> _Instructions for the task_
Retype the listing that follows, word for word.

[Collected data entries]
# # # # #

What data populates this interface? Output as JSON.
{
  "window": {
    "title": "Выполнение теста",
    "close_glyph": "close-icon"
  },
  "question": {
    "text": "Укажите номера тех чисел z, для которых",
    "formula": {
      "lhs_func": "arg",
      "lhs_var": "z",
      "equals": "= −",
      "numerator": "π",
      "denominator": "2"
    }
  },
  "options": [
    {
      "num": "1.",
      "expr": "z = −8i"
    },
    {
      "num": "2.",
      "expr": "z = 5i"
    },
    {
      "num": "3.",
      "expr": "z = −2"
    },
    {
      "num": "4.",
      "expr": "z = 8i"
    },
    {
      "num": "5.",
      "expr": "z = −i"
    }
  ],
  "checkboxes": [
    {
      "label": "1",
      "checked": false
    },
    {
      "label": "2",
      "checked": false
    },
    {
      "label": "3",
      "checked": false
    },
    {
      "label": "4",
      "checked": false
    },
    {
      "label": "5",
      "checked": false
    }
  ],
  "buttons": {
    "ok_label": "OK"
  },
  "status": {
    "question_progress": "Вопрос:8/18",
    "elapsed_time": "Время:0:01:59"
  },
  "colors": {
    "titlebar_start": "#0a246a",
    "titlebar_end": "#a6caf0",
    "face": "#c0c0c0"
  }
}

# # # # #

> _Exercise solution_
What data populates this interface? Output as JSON.
{
  "window": {
    "title": "Выполнение теста",
    "close_glyph": "close-icon"
  },
  "question": {
    "text": "Укажите номера тех чисел z, для которых",
    "formula": {
      "lhs_func": "arg",
      "lhs_var": "z",
      "equals": "= −",
      "numerator": "π",
      "denominator": "2"
    }
  },
  "options": [
    {
      "num": "1.",
      "expr": "z = −8i"
    },
    {
      "num": "2.",
      "expr": "z = 5i"
    },
    {
      "num": "3.",
      "expr": "z = −2"
    },
    {
      "num": "4.",
      "expr": "z = 8i"
    },
    {
      "num": "5.",
      "expr": "z = −i"
    }
  ],
  "checkboxes": [
    {
      "label": "1",
      "checked": false
    },
    {
      "label": "2",
      "checked": false
    },
    {
      "label": "3",
      "checked": false
    },
    {
      "label": "4",
      "checked": false
    },
    {
      "label": "5",
      "checked": false
    }
  ],
  "buttons": {
    "ok_label": "OK"
  },
  "status": {
    "question_progress": "Вопрос:8/18",
    "elapsed_time": "Время:0:01:59"
  },
  "colors": {
    "titlebar_start": "#0a246a",
    "titlebar_end": "#a6caf0",
    "face": "#c0c0c0"
  }
}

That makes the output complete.